DIRECTIONS FOR THIS TASK — Check each line of the material below for the string "Escribe", then report how many lines have it, and nothing else.

(Stored data)
= = =
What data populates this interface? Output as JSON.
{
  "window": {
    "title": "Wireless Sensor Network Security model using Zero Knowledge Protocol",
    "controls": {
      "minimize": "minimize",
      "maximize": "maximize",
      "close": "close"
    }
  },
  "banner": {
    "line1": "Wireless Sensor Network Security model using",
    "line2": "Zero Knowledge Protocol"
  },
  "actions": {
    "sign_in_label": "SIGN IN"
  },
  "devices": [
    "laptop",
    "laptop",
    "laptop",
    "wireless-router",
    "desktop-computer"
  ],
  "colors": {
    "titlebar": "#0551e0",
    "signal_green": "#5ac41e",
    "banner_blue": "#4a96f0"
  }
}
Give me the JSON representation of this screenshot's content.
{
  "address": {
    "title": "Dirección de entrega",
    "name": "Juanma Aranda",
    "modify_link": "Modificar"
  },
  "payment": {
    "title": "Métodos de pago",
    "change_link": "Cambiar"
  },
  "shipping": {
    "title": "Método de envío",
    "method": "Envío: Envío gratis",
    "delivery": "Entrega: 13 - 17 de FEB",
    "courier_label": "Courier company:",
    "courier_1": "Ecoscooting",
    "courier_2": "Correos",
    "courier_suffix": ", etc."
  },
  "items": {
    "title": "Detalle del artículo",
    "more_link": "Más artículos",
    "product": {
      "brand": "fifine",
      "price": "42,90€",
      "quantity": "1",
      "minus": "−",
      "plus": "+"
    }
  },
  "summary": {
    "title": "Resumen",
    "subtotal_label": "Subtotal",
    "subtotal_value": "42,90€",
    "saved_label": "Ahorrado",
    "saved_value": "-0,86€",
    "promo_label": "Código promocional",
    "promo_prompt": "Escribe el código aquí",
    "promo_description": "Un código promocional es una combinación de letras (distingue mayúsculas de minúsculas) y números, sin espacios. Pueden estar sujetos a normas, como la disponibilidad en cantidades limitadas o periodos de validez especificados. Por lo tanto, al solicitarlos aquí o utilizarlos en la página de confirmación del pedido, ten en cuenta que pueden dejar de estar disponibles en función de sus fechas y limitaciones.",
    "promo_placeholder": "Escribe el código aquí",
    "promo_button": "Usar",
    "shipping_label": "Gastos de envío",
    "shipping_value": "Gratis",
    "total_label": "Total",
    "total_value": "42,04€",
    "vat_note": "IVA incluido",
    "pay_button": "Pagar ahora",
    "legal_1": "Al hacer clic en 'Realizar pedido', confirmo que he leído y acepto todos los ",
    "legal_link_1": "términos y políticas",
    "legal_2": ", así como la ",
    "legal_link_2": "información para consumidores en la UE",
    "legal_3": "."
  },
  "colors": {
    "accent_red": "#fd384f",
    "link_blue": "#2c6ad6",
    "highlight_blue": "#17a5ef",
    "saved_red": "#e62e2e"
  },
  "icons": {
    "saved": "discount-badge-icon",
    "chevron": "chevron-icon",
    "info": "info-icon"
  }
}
= = =
SOLUTION TO THIS EXERCISE — 2